### DO THIS
Locate each line in the records containing "tekemän". Copy it.

### EXERCISE DATA

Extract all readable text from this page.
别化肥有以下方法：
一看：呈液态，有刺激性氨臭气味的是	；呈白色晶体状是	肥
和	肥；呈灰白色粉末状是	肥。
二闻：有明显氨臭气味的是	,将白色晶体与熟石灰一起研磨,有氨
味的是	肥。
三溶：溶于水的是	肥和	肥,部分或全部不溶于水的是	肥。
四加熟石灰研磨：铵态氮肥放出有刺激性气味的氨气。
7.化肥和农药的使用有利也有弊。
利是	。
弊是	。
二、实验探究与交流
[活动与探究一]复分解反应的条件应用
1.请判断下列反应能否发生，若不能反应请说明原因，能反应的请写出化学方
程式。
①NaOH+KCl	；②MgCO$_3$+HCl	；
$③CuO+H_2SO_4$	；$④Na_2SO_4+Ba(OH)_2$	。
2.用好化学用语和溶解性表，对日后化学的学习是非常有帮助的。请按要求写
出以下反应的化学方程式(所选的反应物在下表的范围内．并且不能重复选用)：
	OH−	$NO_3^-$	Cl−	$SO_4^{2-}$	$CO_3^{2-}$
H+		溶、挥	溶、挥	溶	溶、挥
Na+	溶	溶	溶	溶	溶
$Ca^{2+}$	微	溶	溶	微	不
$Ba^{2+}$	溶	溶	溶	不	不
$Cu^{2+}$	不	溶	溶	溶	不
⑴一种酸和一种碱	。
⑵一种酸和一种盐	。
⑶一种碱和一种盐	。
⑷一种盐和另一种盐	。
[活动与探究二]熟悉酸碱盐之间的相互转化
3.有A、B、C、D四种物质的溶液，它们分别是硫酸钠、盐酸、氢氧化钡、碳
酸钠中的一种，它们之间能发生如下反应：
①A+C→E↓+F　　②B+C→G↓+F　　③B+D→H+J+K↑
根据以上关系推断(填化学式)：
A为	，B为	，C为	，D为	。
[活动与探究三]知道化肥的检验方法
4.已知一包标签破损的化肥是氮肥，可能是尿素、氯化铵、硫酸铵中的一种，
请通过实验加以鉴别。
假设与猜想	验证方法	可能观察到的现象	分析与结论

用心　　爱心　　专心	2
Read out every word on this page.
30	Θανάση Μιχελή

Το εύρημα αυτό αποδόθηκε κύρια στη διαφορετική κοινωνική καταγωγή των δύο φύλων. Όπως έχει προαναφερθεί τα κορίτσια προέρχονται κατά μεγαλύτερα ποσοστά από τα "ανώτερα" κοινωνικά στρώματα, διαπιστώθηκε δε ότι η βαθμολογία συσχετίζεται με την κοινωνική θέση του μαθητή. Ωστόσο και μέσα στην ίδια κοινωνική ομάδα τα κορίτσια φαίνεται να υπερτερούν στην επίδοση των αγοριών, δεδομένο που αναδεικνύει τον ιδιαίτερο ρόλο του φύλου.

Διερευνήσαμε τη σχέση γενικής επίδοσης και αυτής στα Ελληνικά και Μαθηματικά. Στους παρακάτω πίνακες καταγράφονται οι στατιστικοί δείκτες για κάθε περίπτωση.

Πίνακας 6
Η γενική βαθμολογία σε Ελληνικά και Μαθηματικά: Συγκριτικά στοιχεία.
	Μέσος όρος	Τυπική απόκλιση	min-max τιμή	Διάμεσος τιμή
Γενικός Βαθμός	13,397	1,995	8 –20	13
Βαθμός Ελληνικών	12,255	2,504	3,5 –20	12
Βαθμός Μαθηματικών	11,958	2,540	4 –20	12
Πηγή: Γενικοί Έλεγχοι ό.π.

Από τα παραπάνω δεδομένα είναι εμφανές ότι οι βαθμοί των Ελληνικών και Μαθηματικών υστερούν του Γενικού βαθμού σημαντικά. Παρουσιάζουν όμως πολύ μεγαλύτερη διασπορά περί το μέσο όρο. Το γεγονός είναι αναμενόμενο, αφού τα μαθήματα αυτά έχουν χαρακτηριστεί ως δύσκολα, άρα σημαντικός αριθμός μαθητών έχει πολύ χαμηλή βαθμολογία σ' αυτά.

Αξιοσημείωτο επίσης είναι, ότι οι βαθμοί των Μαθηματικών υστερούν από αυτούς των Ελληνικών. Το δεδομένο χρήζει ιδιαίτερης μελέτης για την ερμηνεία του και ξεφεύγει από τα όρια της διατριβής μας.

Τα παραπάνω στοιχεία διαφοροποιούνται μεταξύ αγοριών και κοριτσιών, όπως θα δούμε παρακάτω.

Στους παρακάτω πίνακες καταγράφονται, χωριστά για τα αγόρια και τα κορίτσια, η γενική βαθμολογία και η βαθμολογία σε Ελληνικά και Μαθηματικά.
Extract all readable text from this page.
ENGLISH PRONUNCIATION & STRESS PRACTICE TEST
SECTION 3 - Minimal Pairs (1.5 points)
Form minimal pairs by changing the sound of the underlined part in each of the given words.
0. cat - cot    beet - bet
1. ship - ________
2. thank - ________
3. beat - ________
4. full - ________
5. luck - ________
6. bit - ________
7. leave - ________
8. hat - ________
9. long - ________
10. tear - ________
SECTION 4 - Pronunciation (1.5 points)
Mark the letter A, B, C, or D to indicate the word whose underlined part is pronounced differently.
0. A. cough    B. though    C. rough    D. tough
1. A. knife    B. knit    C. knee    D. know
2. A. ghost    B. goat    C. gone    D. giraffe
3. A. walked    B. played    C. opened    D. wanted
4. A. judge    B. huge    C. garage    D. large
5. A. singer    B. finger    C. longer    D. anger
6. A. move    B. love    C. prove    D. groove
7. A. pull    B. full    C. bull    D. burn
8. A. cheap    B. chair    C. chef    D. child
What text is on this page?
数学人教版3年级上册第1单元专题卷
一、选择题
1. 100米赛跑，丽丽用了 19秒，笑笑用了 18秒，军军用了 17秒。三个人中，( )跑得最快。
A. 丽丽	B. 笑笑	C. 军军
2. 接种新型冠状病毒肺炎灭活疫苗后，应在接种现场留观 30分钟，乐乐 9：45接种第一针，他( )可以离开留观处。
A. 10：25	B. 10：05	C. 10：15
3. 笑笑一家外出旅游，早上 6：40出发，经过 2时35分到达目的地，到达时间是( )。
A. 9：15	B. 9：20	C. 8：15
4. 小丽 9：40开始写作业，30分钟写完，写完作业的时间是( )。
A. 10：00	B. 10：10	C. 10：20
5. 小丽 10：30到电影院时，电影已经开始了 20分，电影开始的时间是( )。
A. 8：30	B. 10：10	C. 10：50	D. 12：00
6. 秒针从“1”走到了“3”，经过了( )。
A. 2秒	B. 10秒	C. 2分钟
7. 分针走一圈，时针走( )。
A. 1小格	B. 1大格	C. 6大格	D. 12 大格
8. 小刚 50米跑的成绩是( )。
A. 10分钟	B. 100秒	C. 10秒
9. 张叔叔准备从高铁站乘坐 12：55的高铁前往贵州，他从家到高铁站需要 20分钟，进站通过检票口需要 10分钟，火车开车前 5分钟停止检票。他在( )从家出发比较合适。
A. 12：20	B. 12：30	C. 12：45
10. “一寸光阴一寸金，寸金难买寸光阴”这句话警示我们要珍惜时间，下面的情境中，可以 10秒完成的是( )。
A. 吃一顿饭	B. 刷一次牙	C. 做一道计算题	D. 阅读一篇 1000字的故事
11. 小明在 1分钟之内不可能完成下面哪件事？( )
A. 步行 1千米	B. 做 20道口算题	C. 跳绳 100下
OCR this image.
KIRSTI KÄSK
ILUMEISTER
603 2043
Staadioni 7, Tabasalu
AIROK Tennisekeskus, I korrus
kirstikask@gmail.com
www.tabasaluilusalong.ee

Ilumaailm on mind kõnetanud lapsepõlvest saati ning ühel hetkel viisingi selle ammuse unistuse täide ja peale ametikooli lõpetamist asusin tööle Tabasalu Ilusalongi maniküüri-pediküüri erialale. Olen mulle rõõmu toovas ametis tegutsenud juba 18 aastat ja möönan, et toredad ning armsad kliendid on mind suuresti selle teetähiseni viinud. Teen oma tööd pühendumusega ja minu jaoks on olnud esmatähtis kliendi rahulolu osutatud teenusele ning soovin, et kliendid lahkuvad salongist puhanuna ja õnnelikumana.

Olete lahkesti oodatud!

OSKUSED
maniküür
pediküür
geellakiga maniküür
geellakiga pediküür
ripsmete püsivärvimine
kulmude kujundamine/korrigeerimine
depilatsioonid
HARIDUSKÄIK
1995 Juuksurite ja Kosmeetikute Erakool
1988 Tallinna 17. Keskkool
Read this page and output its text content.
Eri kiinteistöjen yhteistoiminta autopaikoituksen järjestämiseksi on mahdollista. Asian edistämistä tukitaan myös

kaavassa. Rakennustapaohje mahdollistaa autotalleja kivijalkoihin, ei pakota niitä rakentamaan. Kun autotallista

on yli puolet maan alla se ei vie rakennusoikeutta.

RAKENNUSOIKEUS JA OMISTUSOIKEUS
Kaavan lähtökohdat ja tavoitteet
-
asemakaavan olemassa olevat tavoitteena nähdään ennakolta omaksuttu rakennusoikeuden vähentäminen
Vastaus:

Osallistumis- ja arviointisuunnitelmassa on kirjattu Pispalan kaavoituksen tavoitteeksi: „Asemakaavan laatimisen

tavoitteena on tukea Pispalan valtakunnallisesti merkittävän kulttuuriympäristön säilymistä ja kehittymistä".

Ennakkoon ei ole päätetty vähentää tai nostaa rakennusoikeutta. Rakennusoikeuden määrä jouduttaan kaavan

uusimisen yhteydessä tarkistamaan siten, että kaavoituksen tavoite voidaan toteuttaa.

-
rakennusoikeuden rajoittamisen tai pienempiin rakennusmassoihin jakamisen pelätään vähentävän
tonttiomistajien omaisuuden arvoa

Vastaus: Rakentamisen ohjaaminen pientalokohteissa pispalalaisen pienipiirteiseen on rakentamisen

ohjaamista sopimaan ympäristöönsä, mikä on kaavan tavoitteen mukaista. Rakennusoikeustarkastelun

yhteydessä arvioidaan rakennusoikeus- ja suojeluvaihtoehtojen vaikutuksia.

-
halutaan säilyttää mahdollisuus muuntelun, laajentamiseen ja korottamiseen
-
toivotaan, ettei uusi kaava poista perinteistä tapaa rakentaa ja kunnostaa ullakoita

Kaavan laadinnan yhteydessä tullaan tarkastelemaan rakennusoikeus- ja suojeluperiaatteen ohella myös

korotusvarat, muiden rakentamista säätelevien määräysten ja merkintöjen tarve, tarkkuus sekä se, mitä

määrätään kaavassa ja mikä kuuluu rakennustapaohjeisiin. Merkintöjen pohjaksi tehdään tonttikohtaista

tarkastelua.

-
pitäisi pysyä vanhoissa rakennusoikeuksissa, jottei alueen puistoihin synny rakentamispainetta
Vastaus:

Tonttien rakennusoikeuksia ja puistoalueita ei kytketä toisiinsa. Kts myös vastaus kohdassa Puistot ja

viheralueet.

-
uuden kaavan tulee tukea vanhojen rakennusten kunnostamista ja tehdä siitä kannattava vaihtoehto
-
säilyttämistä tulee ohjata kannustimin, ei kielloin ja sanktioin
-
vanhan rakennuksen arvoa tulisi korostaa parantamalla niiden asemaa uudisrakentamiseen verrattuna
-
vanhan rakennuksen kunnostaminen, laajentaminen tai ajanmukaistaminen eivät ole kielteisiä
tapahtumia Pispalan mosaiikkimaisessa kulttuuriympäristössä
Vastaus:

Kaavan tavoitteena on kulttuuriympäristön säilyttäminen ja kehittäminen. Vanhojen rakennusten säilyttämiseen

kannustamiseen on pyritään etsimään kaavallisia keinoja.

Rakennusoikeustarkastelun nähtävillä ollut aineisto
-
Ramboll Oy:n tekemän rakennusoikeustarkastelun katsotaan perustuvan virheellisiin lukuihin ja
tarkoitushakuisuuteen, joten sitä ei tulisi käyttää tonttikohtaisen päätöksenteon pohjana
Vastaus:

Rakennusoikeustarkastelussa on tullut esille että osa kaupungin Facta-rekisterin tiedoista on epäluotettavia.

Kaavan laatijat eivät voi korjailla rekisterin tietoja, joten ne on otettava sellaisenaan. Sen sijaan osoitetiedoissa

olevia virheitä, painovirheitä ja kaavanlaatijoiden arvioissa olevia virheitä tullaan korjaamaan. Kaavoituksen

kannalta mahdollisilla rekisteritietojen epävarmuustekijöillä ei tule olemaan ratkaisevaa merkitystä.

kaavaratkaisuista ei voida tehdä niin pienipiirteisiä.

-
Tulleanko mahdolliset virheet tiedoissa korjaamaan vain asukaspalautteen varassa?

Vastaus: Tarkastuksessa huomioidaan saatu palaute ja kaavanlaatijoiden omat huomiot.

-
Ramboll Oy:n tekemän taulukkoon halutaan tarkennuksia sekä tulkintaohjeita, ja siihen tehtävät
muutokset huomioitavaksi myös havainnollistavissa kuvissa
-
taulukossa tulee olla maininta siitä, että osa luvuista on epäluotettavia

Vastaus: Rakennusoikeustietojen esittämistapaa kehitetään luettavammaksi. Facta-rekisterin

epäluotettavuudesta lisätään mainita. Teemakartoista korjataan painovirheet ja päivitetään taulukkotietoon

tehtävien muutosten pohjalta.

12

### WRITTEN RESPONSE
Ramboll Oy:n tekemän rakennusoikeustarkastelun katsotaan perustuvan virheellisiin lukuihin ja
Ramboll Oy:n tekemän taulukkoon halutaan tarkennuksia sekä tulkintaohjeita, ja siihen tehtävät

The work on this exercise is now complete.